■ What is expected ■
Using the data below, copy each line that includes the word "might".

==== Data provided ====

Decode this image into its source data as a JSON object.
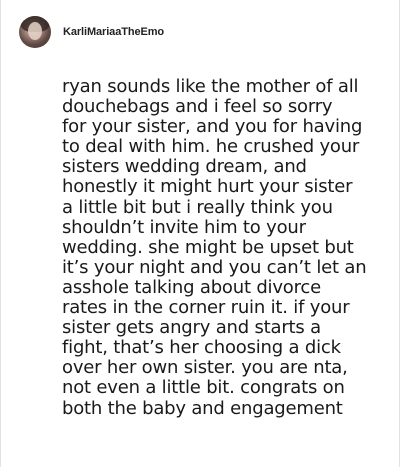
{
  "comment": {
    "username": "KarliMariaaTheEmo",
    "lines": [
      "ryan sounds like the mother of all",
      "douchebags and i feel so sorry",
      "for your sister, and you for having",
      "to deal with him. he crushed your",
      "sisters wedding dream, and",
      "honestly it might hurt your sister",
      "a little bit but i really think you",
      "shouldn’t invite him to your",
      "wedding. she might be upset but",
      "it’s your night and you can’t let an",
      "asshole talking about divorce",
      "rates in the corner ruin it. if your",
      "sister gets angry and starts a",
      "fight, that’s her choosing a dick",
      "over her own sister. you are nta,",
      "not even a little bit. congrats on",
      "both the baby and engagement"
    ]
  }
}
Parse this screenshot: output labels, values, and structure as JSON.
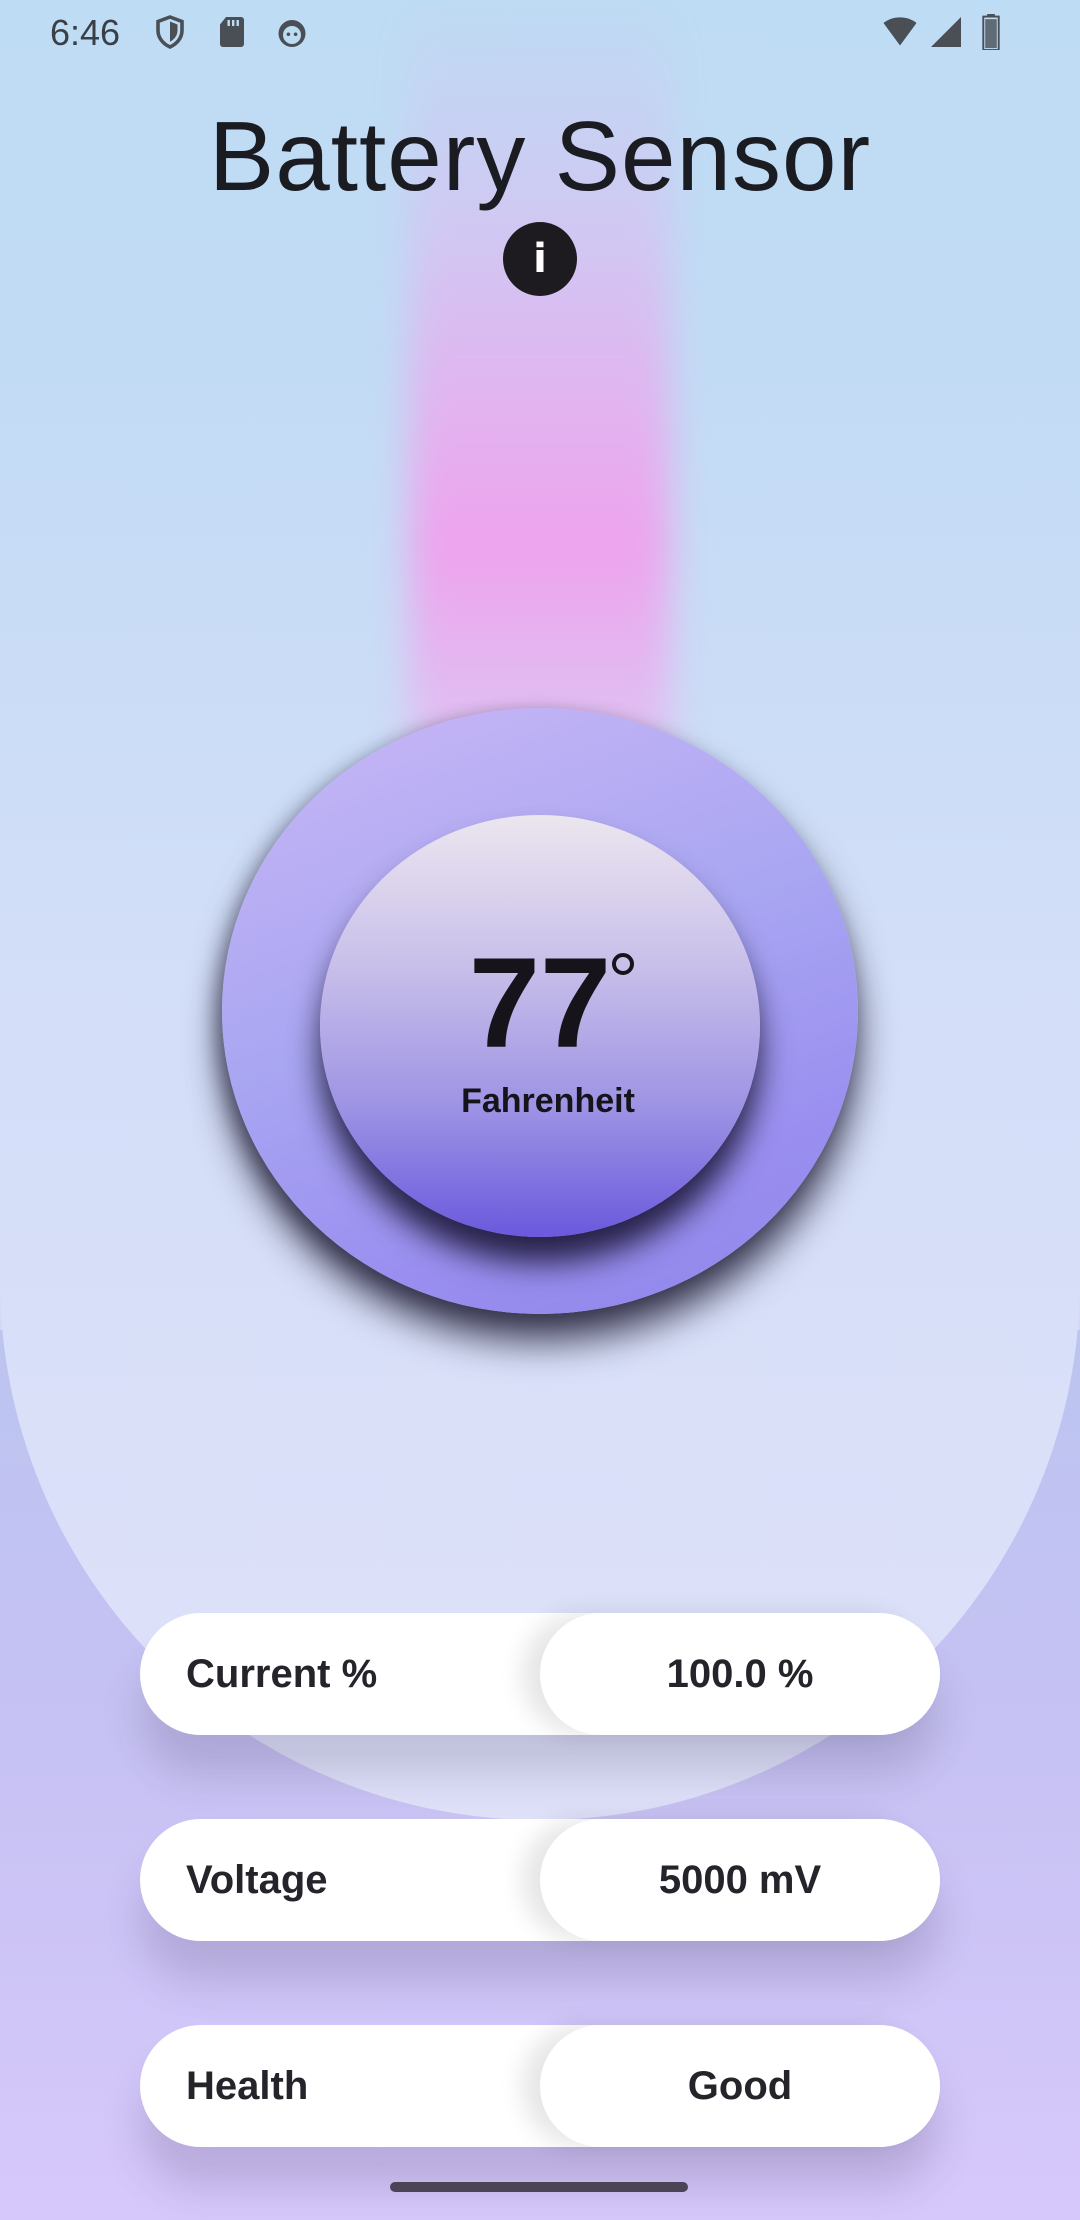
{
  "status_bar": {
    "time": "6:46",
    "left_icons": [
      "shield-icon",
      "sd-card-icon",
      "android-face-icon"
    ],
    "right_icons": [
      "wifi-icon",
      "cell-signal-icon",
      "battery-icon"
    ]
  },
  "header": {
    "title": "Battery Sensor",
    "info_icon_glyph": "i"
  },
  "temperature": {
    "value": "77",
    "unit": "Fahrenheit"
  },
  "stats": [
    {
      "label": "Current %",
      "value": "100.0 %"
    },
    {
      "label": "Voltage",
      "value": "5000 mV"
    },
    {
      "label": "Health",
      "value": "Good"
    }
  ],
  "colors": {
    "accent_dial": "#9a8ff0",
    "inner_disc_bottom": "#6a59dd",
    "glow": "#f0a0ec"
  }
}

====

■ Problem solution ■
      "honestly it might hurt your sister",
      "wedding. she might be upset but",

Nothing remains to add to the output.